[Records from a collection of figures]
# # # # # # #

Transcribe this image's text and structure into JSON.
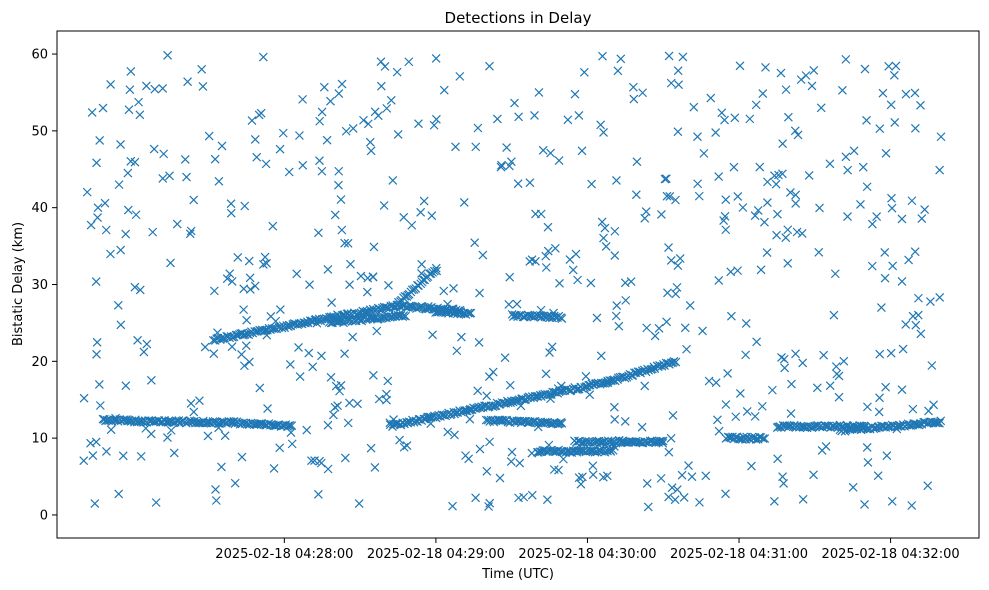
{
  "chart_data": {
    "type": "scatter",
    "title": "Detections in Delay",
    "xlabel": "Time (UTC)",
    "ylabel": "Bistatic Delay (km)",
    "marker": "x",
    "color": "#1f77b4",
    "grid": false,
    "legend": "none",
    "xlim": [
      "2025-02-18 04:26:30",
      "2025-02-18 04:32:35"
    ],
    "ylim": [
      -3,
      63
    ],
    "x_ticks": [
      "2025-02-18 04:28:00",
      "2025-02-18 04:29:00",
      "2025-02-18 04:30:00",
      "2025-02-18 04:31:00",
      "2025-02-18 04:32:00"
    ],
    "y_ticks": [
      0,
      10,
      20,
      30,
      40,
      50,
      60
    ],
    "tracks": [
      {
        "x_start": "2025-02-18 04:27:32",
        "x_end": "2025-02-18 04:28:44",
        "y_start": 22.8,
        "y_end": 27.2
      },
      {
        "x_start": "2025-02-18 04:28:44",
        "x_end": "2025-02-18 04:29:00",
        "y_start": 27.2,
        "y_end": 32.0
      },
      {
        "x_start": "2025-02-18 04:28:45",
        "x_end": "2025-02-18 04:29:10",
        "y_start": 27.2,
        "y_end": 26.6
      },
      {
        "x_start": "2025-02-18 04:29:00",
        "x_end": "2025-02-18 04:29:14",
        "y_start": 26.5,
        "y_end": 26.2
      },
      {
        "x_start": "2025-02-18 04:29:30",
        "x_end": "2025-02-18 04:29:50",
        "y_start": 26.0,
        "y_end": 25.7
      },
      {
        "x_start": "2025-02-18 04:26:48",
        "x_end": "2025-02-18 04:27:40",
        "y_start": 12.3,
        "y_end": 12.0
      },
      {
        "x_start": "2025-02-18 04:27:40",
        "x_end": "2025-02-18 04:28:03",
        "y_start": 12.0,
        "y_end": 11.6
      },
      {
        "x_start": "2025-02-18 04:28:18",
        "x_end": "2025-02-18 04:28:48",
        "y_start": 25.0,
        "y_end": 26.0
      },
      {
        "x_start": "2025-02-18 04:28:42",
        "x_end": "2025-02-18 04:30:08",
        "y_start": 11.6,
        "y_end": 17.3
      },
      {
        "x_start": "2025-02-18 04:30:08",
        "x_end": "2025-02-18 04:30:35",
        "y_start": 17.3,
        "y_end": 20.0
      },
      {
        "x_start": "2025-02-18 04:29:20",
        "x_end": "2025-02-18 04:29:50",
        "y_start": 12.3,
        "y_end": 11.9
      },
      {
        "x_start": "2025-02-18 04:29:40",
        "x_end": "2025-02-18 04:30:10",
        "y_start": 8.3,
        "y_end": 8.3
      },
      {
        "x_start": "2025-02-18 04:29:55",
        "x_end": "2025-02-18 04:30:30",
        "y_start": 9.5,
        "y_end": 9.5
      },
      {
        "x_start": "2025-02-18 04:30:55",
        "x_end": "2025-02-18 04:31:10",
        "y_start": 10.0,
        "y_end": 10.0
      },
      {
        "x_start": "2025-02-18 04:31:15",
        "x_end": "2025-02-18 04:31:50",
        "y_start": 11.5,
        "y_end": 11.5
      },
      {
        "x_start": "2025-02-18 04:31:40",
        "x_end": "2025-02-18 04:32:20",
        "y_start": 11.0,
        "y_end": 12.1
      }
    ],
    "scatter_time_range": [
      "2025-02-18 04:26:40",
      "2025-02-18 04:32:20"
    ],
    "scatter_delay_range": [
      1,
      60
    ]
  }
}
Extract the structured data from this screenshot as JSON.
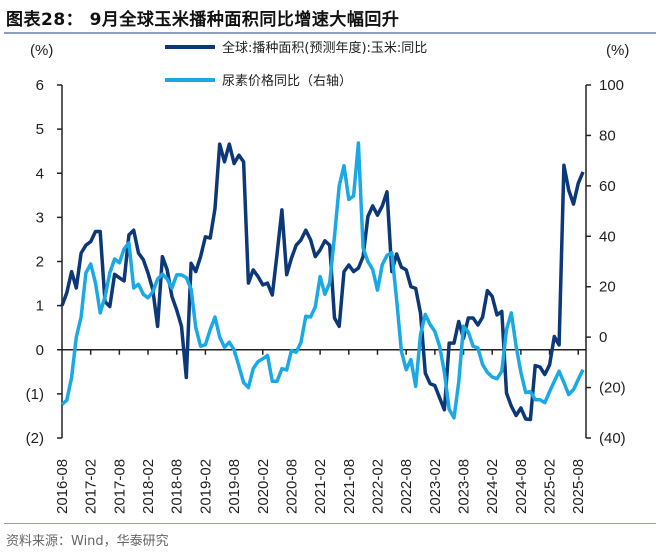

# # # # # # #

## REQUIRED TASK:
All of the records above must be copied exactly, except for the pictures.

## OUTPUT BELOW:
Transcribe this image's text and structure into JSON.
{
  "chart_data": {
    "type": "scatter",
    "title": "Detections in Delay",
    "xlabel": "Time (UTC)",
    "ylabel": "Bistatic Delay (km)",
    "marker": "x",
    "color": "#1f77b4",
    "grid": false,
    "legend": "none",
    "xlim": [
      "2025-02-18 04:26:30",
      "2025-02-18 04:32:35"
    ],
    "ylim": [
      -3,
      63
    ],
    "x_ticks": [
      "2025-02-18 04:28:00",
      "2025-02-18 04:29:00",
      "2025-02-18 04:30:00",
      "2025-02-18 04:31:00",
      "2025-02-18 04:32:00"
    ],
    "y_ticks": [
      0,
      10,
      20,
      30,
      40,
      50,
      60
    ],
    "tracks": [
      {
        "x_start": "2025-02-18 04:27:32",
        "x_end": "2025-02-18 04:28:44",
        "y_start": 22.8,
        "y_end": 27.2
      },
      {
        "x_start": "2025-02-18 04:28:44",
        "x_end": "2025-02-18 04:29:00",
        "y_start": 27.2,
        "y_end": 32.0
      },
      {
        "x_start": "2025-02-18 04:28:45",
        "x_end": "2025-02-18 04:29:10",
        "y_start": 27.2,
        "y_end": 26.6
      },
      {
        "x_start": "2025-02-18 04:29:00",
        "x_end": "2025-02-18 04:29:14",
        "y_start": 26.5,
        "y_end": 26.2
      },
      {
        "x_start": "2025-02-18 04:29:30",
        "x_end": "2025-02-18 04:29:50",
        "y_start": 26.0,
        "y_end": 25.7
      },
      {
        "x_start": "2025-02-18 04:26:48",
        "x_end": "2025-02-18 04:27:40",
        "y_start": 12.3,
        "y_end": 12.0
      },
      {
        "x_start": "2025-02-18 04:27:40",
        "x_end": "2025-02-18 04:28:03",
        "y_start": 12.0,
        "y_end": 11.6
      },
      {
        "x_start": "2025-02-18 04:28:18",
        "x_end": "2025-02-18 04:28:48",
        "y_start": 25.0,
        "y_end": 26.0
      },
      {
        "x_start": "2025-02-18 04:28:42",
        "x_end": "2025-02-18 04:30:08",
        "y_start": 11.6,
        "y_end": 17.3
      },
      {
        "x_start": "2025-02-18 04:30:08",
        "x_end": "2025-02-18 04:30:35",
        "y_start": 17.3,
        "y_end": 20.0
      },
      {
        "x_start": "2025-02-18 04:29:20",
        "x_end": "2025-02-18 04:29:50",
        "y_start": 12.3,
        "y_end": 11.9
      },
      {
        "x_start": "2025-02-18 04:29:40",
        "x_end": "2025-02-18 04:30:10",
        "y_start": 8.3,
        "y_end": 8.3
      },
      {
        "x_start": "2025-02-18 04:29:55",
        "x_end": "2025-02-18 04:30:30",
        "y_start": 9.5,
        "y_end": 9.5
      },
      {
        "x_start": "2025-02-18 04:30:55",
        "x_end": "2025-02-18 04:31:10",
        "y_start": 10.0,
        "y_end": 10.0
      },
      {
        "x_start": "2025-02-18 04:31:15",
        "x_end": "2025-02-18 04:31:50",
        "y_start": 11.5,
        "y_end": 11.5
      },
      {
        "x_start": "2025-02-18 04:31:40",
        "x_end": "2025-02-18 04:32:20",
        "y_start": 11.0,
        "y_end": 12.1
      }
    ],
    "scatter_time_range": [
      "2025-02-18 04:26:40",
      "2025-02-18 04:32:20"
    ],
    "scatter_delay_range": [
      1,
      60
    ]
  }
}
Extract the structured data from this screenshot as JSON.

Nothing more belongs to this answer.